■ **TASK STATEMENT**: Select the lines that hold the word "JSON" and copy each one.

[Figure record extracts]
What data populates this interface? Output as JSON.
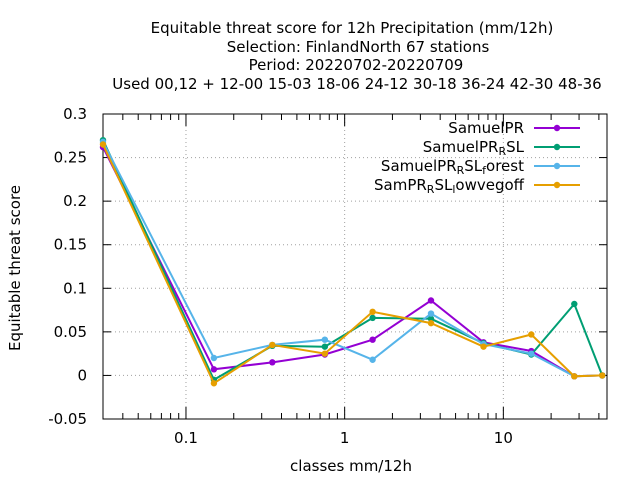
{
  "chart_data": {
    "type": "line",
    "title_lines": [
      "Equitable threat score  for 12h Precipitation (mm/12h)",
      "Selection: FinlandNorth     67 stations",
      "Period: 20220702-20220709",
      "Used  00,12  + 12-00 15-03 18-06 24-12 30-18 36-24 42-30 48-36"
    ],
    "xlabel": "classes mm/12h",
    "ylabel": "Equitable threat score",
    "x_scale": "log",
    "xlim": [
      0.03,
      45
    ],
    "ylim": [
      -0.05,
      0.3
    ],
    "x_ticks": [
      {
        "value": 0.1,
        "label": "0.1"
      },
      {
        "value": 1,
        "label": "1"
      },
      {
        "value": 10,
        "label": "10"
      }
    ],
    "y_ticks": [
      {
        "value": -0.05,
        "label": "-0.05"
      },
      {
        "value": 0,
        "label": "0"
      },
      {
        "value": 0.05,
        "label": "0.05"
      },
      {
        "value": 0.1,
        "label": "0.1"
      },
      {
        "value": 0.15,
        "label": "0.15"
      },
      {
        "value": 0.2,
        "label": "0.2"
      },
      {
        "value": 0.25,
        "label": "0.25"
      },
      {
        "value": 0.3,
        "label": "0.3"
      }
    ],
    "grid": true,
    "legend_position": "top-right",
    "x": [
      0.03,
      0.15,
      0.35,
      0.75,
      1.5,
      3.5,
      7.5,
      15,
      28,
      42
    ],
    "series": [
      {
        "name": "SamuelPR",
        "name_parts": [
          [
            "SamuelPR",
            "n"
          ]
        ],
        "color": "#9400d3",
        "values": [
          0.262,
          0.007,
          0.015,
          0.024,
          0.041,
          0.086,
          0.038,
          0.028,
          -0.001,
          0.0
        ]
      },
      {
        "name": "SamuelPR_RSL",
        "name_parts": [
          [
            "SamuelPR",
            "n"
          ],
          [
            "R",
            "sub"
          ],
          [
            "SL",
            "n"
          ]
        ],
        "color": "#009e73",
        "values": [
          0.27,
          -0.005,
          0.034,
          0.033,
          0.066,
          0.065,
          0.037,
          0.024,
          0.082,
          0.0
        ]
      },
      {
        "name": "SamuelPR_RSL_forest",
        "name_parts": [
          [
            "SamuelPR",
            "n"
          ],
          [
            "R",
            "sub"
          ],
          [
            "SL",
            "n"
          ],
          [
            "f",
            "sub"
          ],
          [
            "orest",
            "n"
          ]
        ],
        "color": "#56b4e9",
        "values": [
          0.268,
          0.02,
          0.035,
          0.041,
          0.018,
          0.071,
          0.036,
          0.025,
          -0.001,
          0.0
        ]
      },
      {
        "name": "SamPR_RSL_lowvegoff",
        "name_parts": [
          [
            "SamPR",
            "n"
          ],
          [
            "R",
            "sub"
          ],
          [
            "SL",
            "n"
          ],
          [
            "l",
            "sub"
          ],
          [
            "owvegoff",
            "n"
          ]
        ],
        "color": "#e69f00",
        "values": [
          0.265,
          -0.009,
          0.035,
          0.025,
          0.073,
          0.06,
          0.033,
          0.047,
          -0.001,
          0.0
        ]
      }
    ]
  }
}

---

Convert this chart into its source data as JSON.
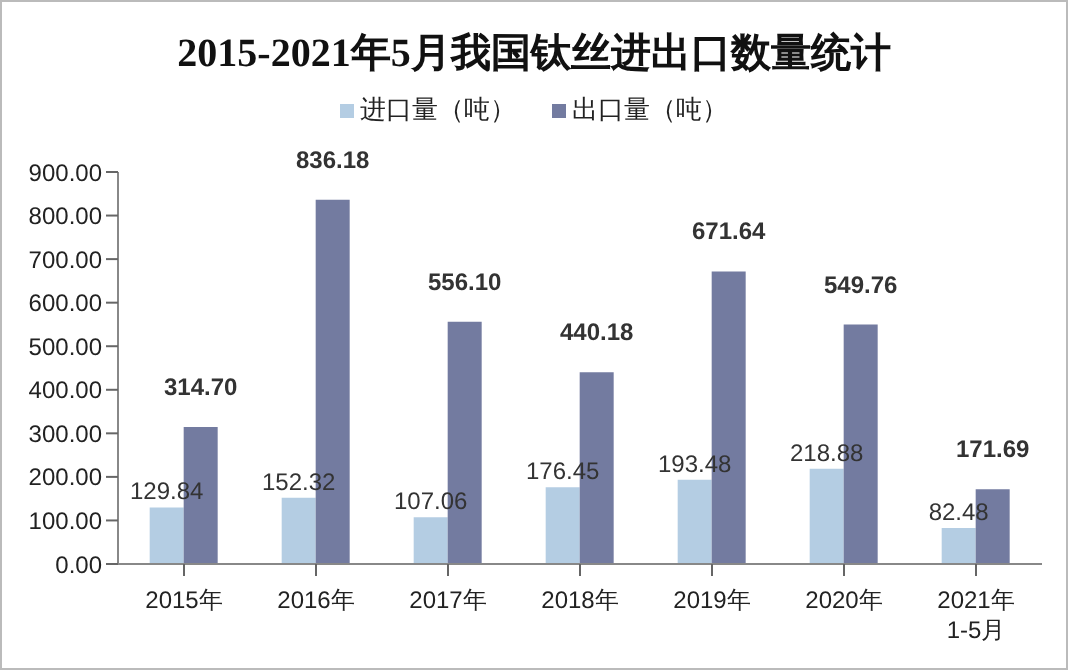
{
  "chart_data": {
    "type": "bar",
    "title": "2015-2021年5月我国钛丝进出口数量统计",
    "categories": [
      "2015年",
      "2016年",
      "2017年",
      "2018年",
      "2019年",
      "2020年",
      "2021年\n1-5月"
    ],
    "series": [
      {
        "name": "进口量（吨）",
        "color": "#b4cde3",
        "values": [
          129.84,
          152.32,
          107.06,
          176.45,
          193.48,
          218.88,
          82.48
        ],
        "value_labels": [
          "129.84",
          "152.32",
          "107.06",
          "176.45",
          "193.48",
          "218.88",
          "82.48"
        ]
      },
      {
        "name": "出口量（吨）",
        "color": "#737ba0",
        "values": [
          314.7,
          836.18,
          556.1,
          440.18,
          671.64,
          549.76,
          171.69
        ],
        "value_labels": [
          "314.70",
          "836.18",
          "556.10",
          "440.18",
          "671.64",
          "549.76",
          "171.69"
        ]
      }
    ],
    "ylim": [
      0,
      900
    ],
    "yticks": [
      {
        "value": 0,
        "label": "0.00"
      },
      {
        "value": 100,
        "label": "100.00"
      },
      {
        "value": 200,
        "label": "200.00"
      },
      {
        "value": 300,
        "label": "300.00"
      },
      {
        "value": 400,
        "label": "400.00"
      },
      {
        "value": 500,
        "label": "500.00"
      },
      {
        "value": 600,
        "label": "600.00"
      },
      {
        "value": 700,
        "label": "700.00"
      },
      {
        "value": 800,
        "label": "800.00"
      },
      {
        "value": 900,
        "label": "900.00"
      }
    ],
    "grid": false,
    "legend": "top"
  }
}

■ **FINAL RESULT**:
What data populates this interface? Output as JSON.
Convert this chart into its source data as JSON.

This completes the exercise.